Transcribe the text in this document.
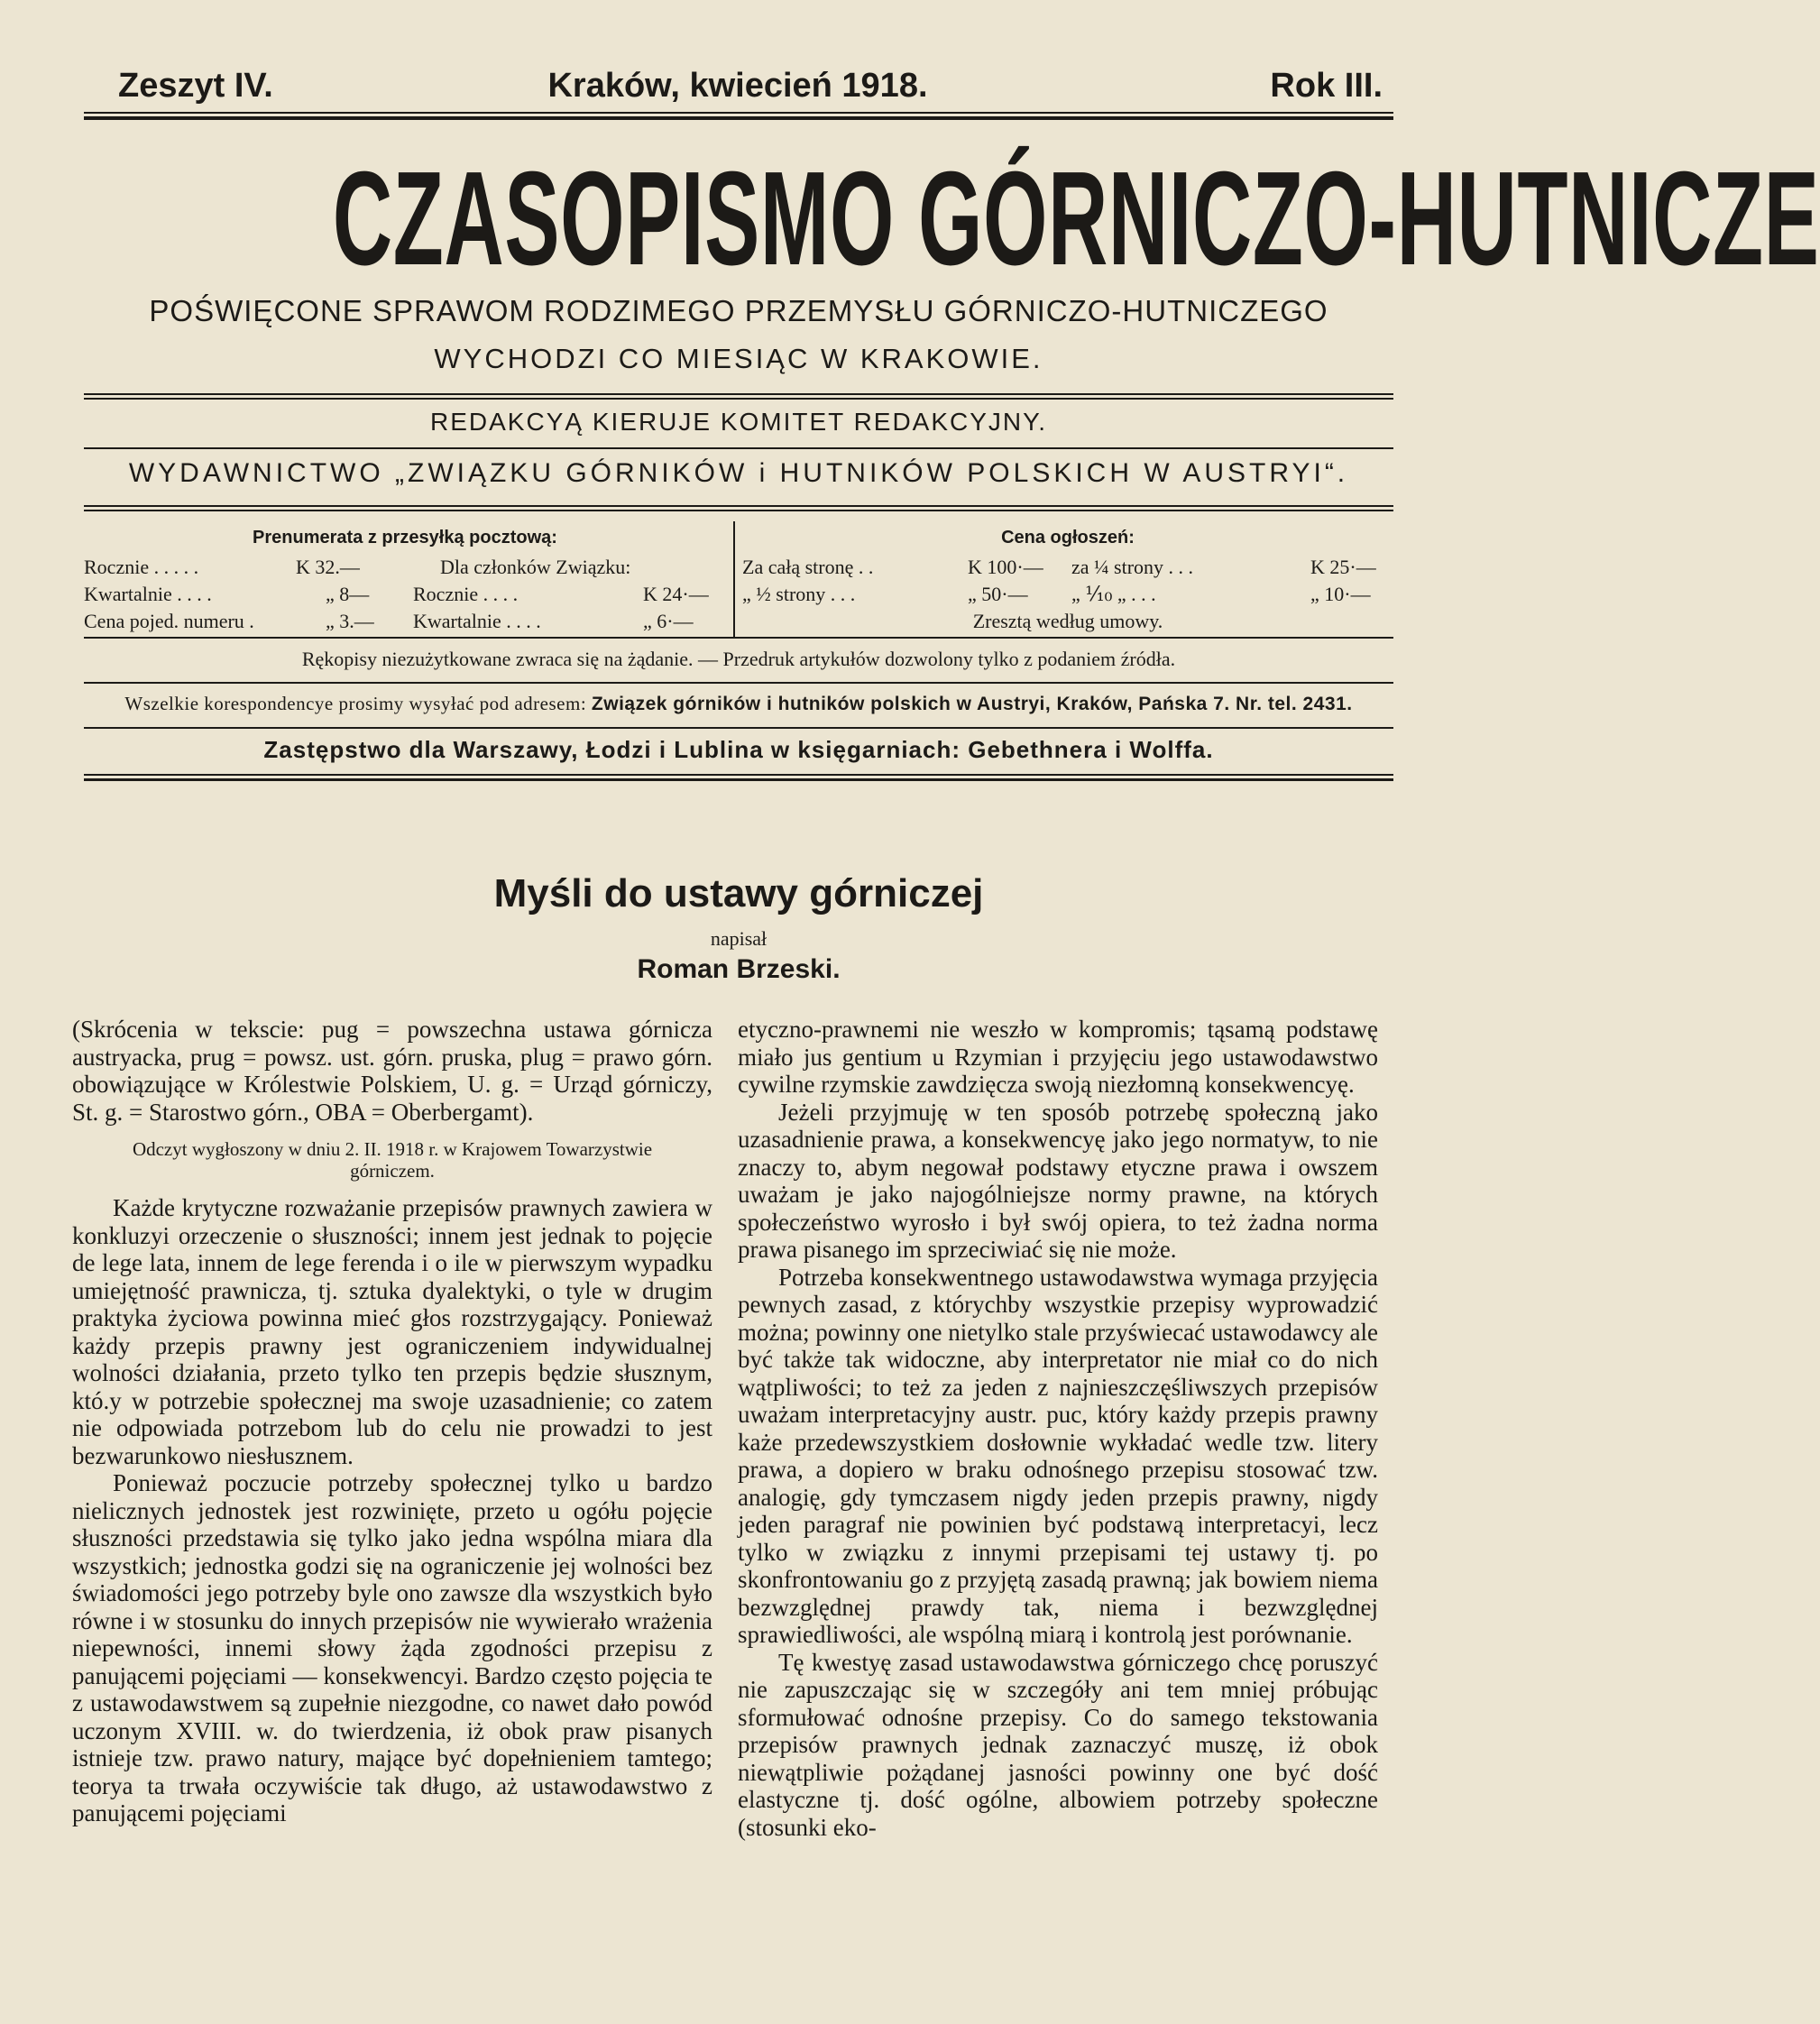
Zeszyt IV.	Kraków, kwiecień 1918.	Rok III.
CZASOPISMO GÓRNICZO-HUTNICZE
POŚWIĘCONE SPRAWOM RODZIMEGO PRZEMYSŁU GÓRNICZO-HUTNICZEGO
WYCHODZI CO MIESIĄC W KRAKOWIE.
REDAKCYĄ KIERUJE KOMITET REDAKCYJNY.
WYDAWNICTWO „ZWIĄZKU GÓRNIKÓW i HUTNIKÓW POLSKICH W AUSTRYI“.
Prenumerata z przesyłką pocztową:
Rocznie . . . . .	K 32.—	Dla członków Związku:
Kwartalnie . . . .	„ 8— Rocznie . . . .	K 24·—
Cena pojed. numeru .	„ 3.— Kwartalnie . . . .	„ 6·—
Cena ogłoszeń:
Za całą stronę . .	K 100·— za ¼ strony . . .	K 25·—
„ ½ strony . . .	„ 50·— „ ⅒ „ . . .	„ 10·—
Zresztą według umowy.
Rękopisy niezużytkowane zwraca się na żądanie. — Przedruk artykułów dozwolony tylko z podaniem źródła.
Wszelkie korespondencye prosimy wysyłać pod adresem: Związek górników i hutników polskich w Austryi, Kraków, Pańska 7. Nr. tel. 2431.
Zastępstwo dla Warszawy, Łodzi i Lublina w księgarniach: Gebethnera i Wolffa.
Myśli do ustawy górniczej
napisał
Roman Brzeski.

(Skrócenia w tekscie: pug = powszechna ustawa górnicza austryacka, prug = powsz. ust. górn. pruska, plug = prawo górn. obowiązujące w Królestwie Polskiem, U. g. = Urząd górniczy, St. g. = Starostwo górn., OBA = Oberbergamt).

Odczyt wygłoszony w dniu 2. II. 1918 r. w Krajowem Towarzystwie górniczem.

Każde krytyczne rozważanie przepisów prawnych zawiera w konkluzyi orzeczenie o słuszności; innem jest jednak to pojęcie de lege lata, innem de lege ferenda i o ile w pierwszym wypadku umiejętność prawnicza, tj. sztuka dyalektyki, o tyle w drugim praktyka życiowa powinna mieć głos rozstrzygający. Ponieważ każdy przepis prawny jest ograniczeniem indywidualnej wolności działania, przeto tylko ten przepis będzie słusznym, któ.y w potrzebie społecznej ma swoje uzasadnienie; co zatem nie odpowiada potrzebom lub do celu nie prowadzi to jest bezwarunkowo niesłusznem.

Ponieważ poczucie potrzeby społecznej tylko u bardzo nielicznych jednostek jest rozwinięte, przeto u ogółu pojęcie słuszności przedstawia się tylko jako jedna wspólna miara dla wszystkich; jednostka godzi się na ograniczenie jej wolności bez świadomości jego potrzeby byle ono zawsze dla wszystkich było równe i w stosunku do innych przepisów nie wywierało wrażenia niepewności, innemi słowy żąda zgodności przepisu z panującemi pojęciami — konsekwencyi. Bardzo często pojęcia te z ustawodawstwem są zupełnie niezgodne, co nawet dało powód uczonym XVIII. w. do twierdzenia, iż obok praw pisanych istnieje tzw. prawo natury, mające być dopełnieniem tamtego; teorya ta trwała oczywiście tak długo, aż ustawodawstwo z panującemi pojęciami

etyczno-prawnemi nie weszło w kompromis; tąsamą podstawę miało jus gentium u Rzymian i przyjęciu jego ustawodawstwo cywilne rzymskie zawdzięcza swoją niezłomną konsekwencyę.

Jeżeli przyjmuję w ten sposób potrzebę społeczną jako uzasadnienie prawa, a konsekwencyę jako jego normatyw, to nie znaczy to, abym negował podstawy etyczne prawa i owszem uważam je jako najogólniejsze normy prawne, na których społeczeństwo wyrosło i był swój opiera, to też żadna norma prawa pisanego im sprzeciwiać się nie może.

Potrzeba konsekwentnego ustawodawstwa wymaga przyjęcia pewnych zasad, z którychby wszystkie przepisy wyprowadzić można; powinny one nietylko stale przyświecać ustawodawcy ale być także tak widoczne, aby interpretator nie miał co do nich wątpliwości; to też za jeden z najnieszczęśliwszych przepisów uważam interpretacyjny austr. puc, który każdy przepis prawny każe przedewszystkiem dosłownie wykładać wedle tzw. litery prawa, a dopiero w braku odnośnego przepisu stosować tzw. analogię, gdy tymczasem nigdy jeden przepis prawny, nigdy jeden paragraf nie powinien być podstawą interpretacyi, lecz tylko w związku z innymi przepisami tej ustawy tj. po skonfrontowaniu go z przyjętą zasadą prawną; jak bowiem niema bezwzględnej prawdy tak, niema i bezwzględnej sprawiedliwości, ale wspólną miarą i kontrolą jest porównanie.

Tę kwestyę zasad ustawodawstwa górniczego chcę poruszyć nie zapuszczając się w szczegóły ani tem mniej próbując sformułować odnośne przepisy. Co do samego tekstowania przepisów prawnych jednak zaznaczyć muszę, iż obok niewątpliwie pożądanej jasności powinny one być dość elastyczne tj. dość ogólne, albowiem potrzeby społeczne (stosunki eko-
- - - - -
Pick out every line with the string "potrzeby" and copy it.

TASK RESULT:
Ponieważ poczucie potrzeby społecznej tylko u bardzo nielicznych jednostek jest rozwinięte, przeto u ogółu pojęcie słuszności przedstawia się tylko jako jedna wspólna miara dla wszystkich; jednostka godzi się na ograniczenie jej wolności bez świadomości jego potrzeby byle ono zawsze dla wszystkich było równe i w stosunku do innych przepisów nie wywierało wrażenia niepewności, innemi słowy żąda zgodności przepisu z panującemi pojęciami — konsekwencyi. Bardzo często pojęcia te z ustawodawstwem są zupełnie niezgodne, co nawet dało powód uczonym XVIII. w. do twierdzenia, iż obok praw pisanych istnieje tzw. prawo natury, mające być dopełnieniem tamtego; teorya ta trwała oczywiście tak długo, aż ustawodawstwo z panującemi pojęciami
Tę kwestyę zasad ustawodawstwa górniczego chcę poruszyć nie zapuszczając się w szczegóły ani tem mniej próbując sformułować odnośne przepisy. Co do samego tekstowania przepisów prawnych jednak zaznaczyć muszę, iż obok niewątpliwie pożądanej jasności powinny one być dość elastyczne tj. dość ogólne, albowiem potrzeby społeczne (stosunki eko-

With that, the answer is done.